__EXERCISE DETAILS__: Your task is to output the listing word for word, with pictures excluded.

** Start PROVIDED ENTRIES **

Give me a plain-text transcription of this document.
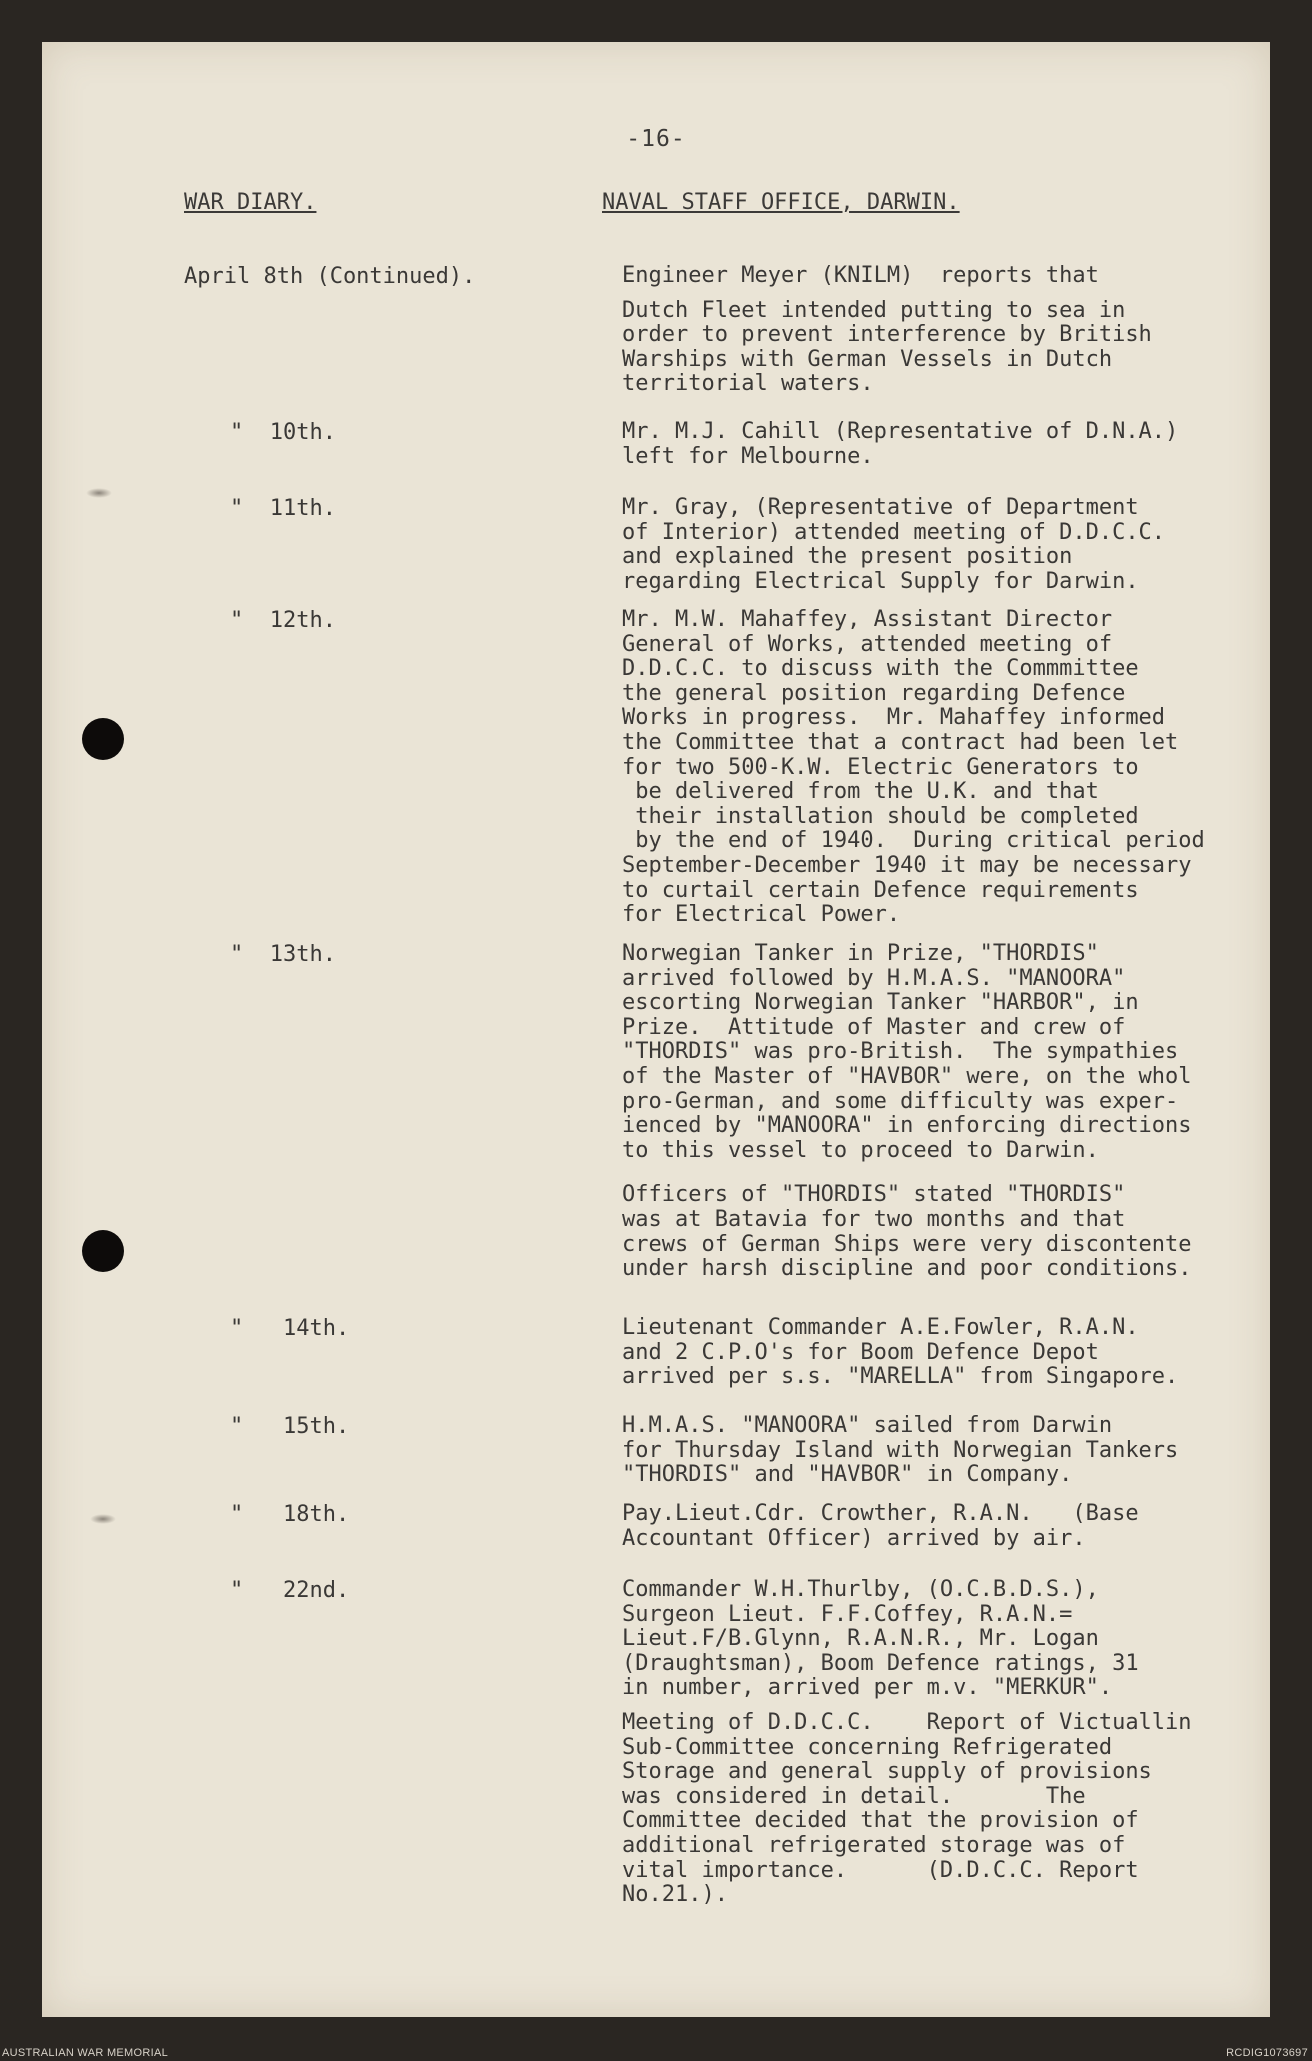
-16-
WAR DIARY.	NAVAL STAFF OFFICE, DARWIN.
April 8th (Continued).	Engineer Meyer (KNILM)  reports that

Dutch Fleet intended putting to sea in
order to prevent interference by British
Warships with German Vessels in Dutch
territorial waters.
"  10th.	Mr. M.J. Cahill (Representative of D.N.A.)
left for Melbourne.
"  11th.	Mr. Gray, (Representative of Department
of Interior) attended meeting of D.D.C.C.
and explained the present position
regarding Electrical Supply for Darwin.
"  12th.	Mr. M.W. Mahaffey, Assistant Director
General of Works, attended meeting of
D.D.C.C. to discuss with the Commmittee
the general position regarding Defence
Works in progress.  Mr. Mahaffey informed
the Committee that a contract had been let
for two 500-K.W. Electric Generators to
be delivered from the U.K. and that
their installation should be completed
by the end of 1940.  During critical period
September-December 1940 it may be necessary
to curtail certain Defence requirements
for Electrical Power.
"  13th.	Norwegian Tanker in Prize, "THORDIS"
arrived followed by H.M.A.S. "MANOORA"
escorting Norwegian Tanker "HARBOR", in
Prize.  Attitude of Master and crew of
"THORDIS" was pro-British.  The sympathies
of the Master of "HAVBOR" were, on the whol
pro-German, and some difficulty was exper-
ienced by "MANOORA" in enforcing directions
to this vessel to proceed to Darwin.

Officers of "THORDIS" stated "THORDIS"
was at Batavia for two months and that
crews of German Ships were very discontente
under harsh discipline and poor conditions.
"   14th.	Lieutenant Commander A.E.Fowler, R.A.N.
and 2 C.P.O's for Boom Defence Depot
arrived per s.s. "MARELLA" from Singapore.
"   15th.	H.M.A.S. "MANOORA" sailed from Darwin
for Thursday Island with Norwegian Tankers
"THORDIS" and "HAVBOR" in Company.
"   18th.	Pay.Lieut.Cdr. Crowther, R.A.N.   (Base
Accountant Officer) arrived by air.
"   22nd.	Commander W.H.Thurlby, (O.C.B.D.S.),
Surgeon Lieut. F.F.Coffey, R.A.N.=
Lieut.F/B.Glynn, R.A.N.R., Mr. Logan
(Draughtsman), Boom Defence ratings, 31
in number, arrived per m.v. "MERKUR".

Meeting of D.D.C.C.    Report of Victuallin
Sub-Committee concerning Refrigerated
Storage and general supply of provisions
was considered in detail.       The
Committee decided that the provision of
additional refrigerated storage was of
vital importance.      (D.D.C.C. Report
No.21.).
AUSTRALIAN WAR MEMORIAL	RCDIG1073697
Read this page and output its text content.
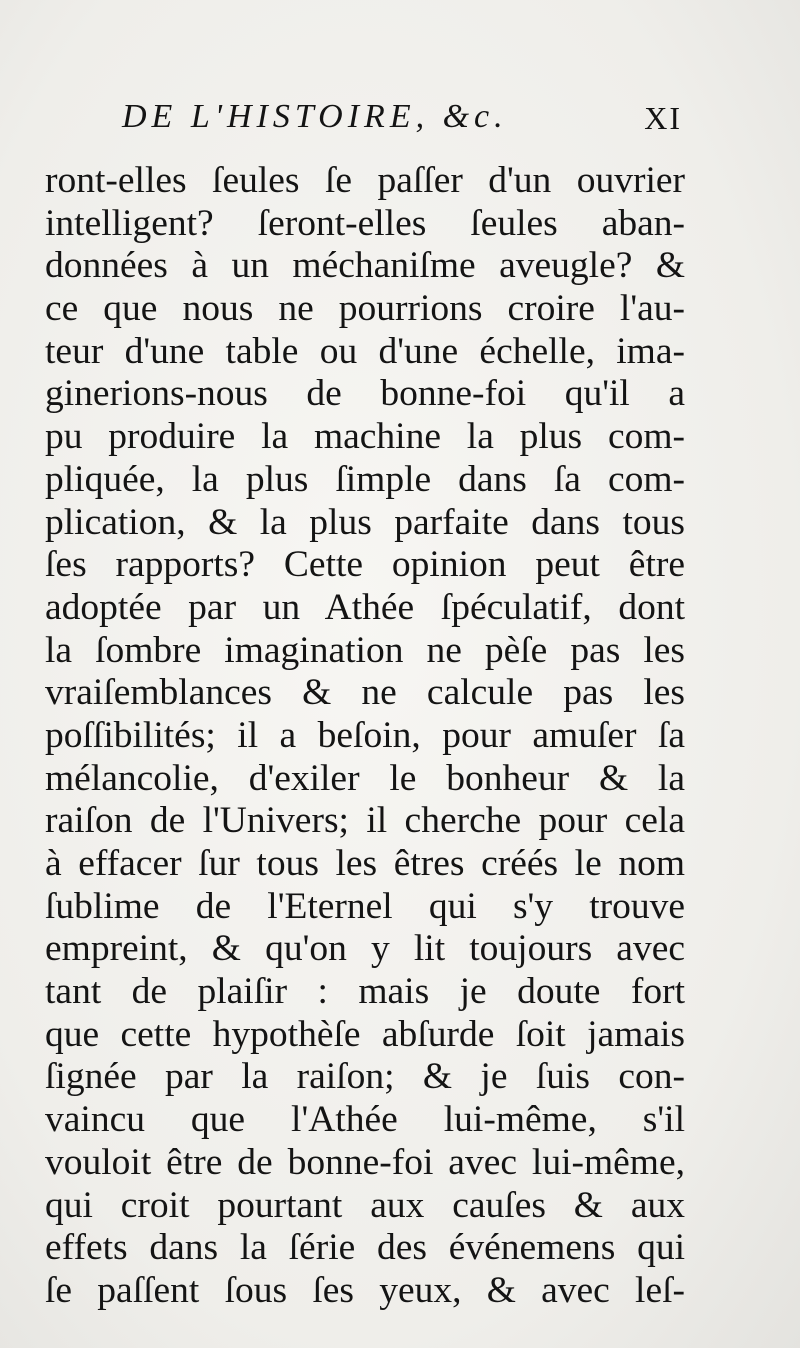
DE L'HISTOIRE, &c.	XI
ront-elles ſeules ſe paſſer d'un ouvrier
intelligent? ſeront-elles ſeules aban-
données à un méchaniſme aveugle? &
ce que nous ne pourrions croire l'au-
teur d'une table ou d'une échelle, ima-
ginerions-nous de bonne-foi qu'il a
pu produire la machine la plus com-
pliquée, la plus ſimple dans ſa com-
plication, & la plus parfaite dans tous
ſes rapports? Cette opinion peut être
adoptée par un Athée ſpéculatif, dont
la ſombre imagination ne pèſe pas les
vraiſemblances & ne calcule pas les
poſſibilités; il a beſoin, pour amuſer ſa
mélancolie, d'exiler le bonheur & la
raiſon de l'Univers; il cherche pour cela
à effacer ſur tous les êtres créés le nom
ſublime de l'Eternel qui s'y trouve
empreint, & qu'on y lit toujours avec
tant de plaiſir : mais je doute fort
que cette hypothèſe abſurde ſoit jamais
ſignée par la raiſon; & je ſuis con-
vaincu que l'Athée lui-même, s'il
vouloit être de bonne-foi avec lui-même,
qui croit pourtant aux cauſes & aux
effets dans la ſérie des événemens qui
ſe paſſent ſous ſes yeux, & avec leſ-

** End PROVIDED ENTRIES **

__WRITTEN RESPONSE__:
Give me a plain-text transcription of this document.
-16-
WAR DIARY.	NAVAL STAFF OFFICE, DARWIN.
April 8th (Continued).	Engineer Meyer (KNILM)  reports that

Dutch Fleet intended putting to sea in
order to prevent interference by British
Warships with German Vessels in Dutch
territorial waters.
"  10th.	Mr. M.J. Cahill (Representative of D.N.A.)
left for Melbourne.
"  11th.	Mr. Gray, (Representative of Department
of Interior) attended meeting of D.D.C.C.
and explained the present position
regarding Electrical Supply for Darwin.
"  12th.	Mr. M.W. Mahaffey, Assistant Director
General of Works, attended meeting of
D.D.C.C. to discuss with the Commmittee
the general position regarding Defence
Works in progress.  Mr. Mahaffey informed
the Committee that a contract had been let
for two 500-K.W. Electric Generators to
be delivered from the U.K. and that
their installation should be completed
by the end of 1940.  During critical period
September-December 1940 it may be necessary
to curtail certain Defence requirements
for Electrical Power.
"  13th.	Norwegian Tanker in Prize, "THORDIS"
arrived followed by H.M.A.S. "MANOORA"
escorting Norwegian Tanker "HARBOR", in
Prize.  Attitude of Master and crew of
"THORDIS" was pro-British.  The sympathies
of the Master of "HAVBOR" were, on the whol
pro-German, and some difficulty was exper-
ienced by "MANOORA" in enforcing directions
to this vessel to proceed to Darwin.

Officers of "THORDIS" stated "THORDIS"
was at Batavia for two months and that
crews of German Ships were very discontente
under harsh discipline and poor conditions.
"   14th.	Lieutenant Commander A.E.Fowler, R.A.N.
and 2 C.P.O's for Boom Defence Depot
arrived per s.s. "MARELLA" from Singapore.
"   15th.	H.M.A.S. "MANOORA" sailed from Darwin
for Thursday Island with Norwegian Tankers
"THORDIS" and "HAVBOR" in Company.
"   18th.	Pay.Lieut.Cdr. Crowther, R.A.N.   (Base
Accountant Officer) arrived by air.
"   22nd.	Commander W.H.Thurlby, (O.C.B.D.S.),
Surgeon Lieut. F.F.Coffey, R.A.N.=
Lieut.F/B.Glynn, R.A.N.R., Mr. Logan
(Draughtsman), Boom Defence ratings, 31
in number, arrived per m.v. "MERKUR".

Meeting of D.D.C.C.    Report of Victuallin
Sub-Committee concerning Refrigerated
Storage and general supply of provisions
was considered in detail.       The
Committee decided that the provision of
additional refrigerated storage was of
vital importance.      (D.D.C.C. Report
No.21.).
AUSTRALIAN WAR MEMORIAL	RCDIG1073697
Read this page and output its text content.
DE L'HISTOIRE, &c.	XI
ront-elles ſeules ſe paſſer d'un ouvrier
intelligent? ſeront-elles ſeules aban-
données à un méchaniſme aveugle? &
ce que nous ne pourrions croire l'au-
teur d'une table ou d'une échelle, ima-
ginerions-nous de bonne-foi qu'il a
pu produire la machine la plus com-
pliquée, la plus ſimple dans ſa com-
plication, & la plus parfaite dans tous
ſes rapports? Cette opinion peut être
adoptée par un Athée ſpéculatif, dont
la ſombre imagination ne pèſe pas les
vraiſemblances & ne calcule pas les
poſſibilités; il a beſoin, pour amuſer ſa
mélancolie, d'exiler le bonheur & la
raiſon de l'Univers; il cherche pour cela
à effacer ſur tous les êtres créés le nom
ſublime de l'Eternel qui s'y trouve
empreint, & qu'on y lit toujours avec
tant de plaiſir : mais je doute fort
que cette hypothèſe abſurde ſoit jamais
ſignée par la raiſon; & je ſuis con-
vaincu que l'Athée lui-même, s'il
vouloit être de bonne-foi avec lui-même,
qui croit pourtant aux cauſes & aux
effets dans la ſérie des événemens qui
ſe paſſent ſous ſes yeux, & avec leſ-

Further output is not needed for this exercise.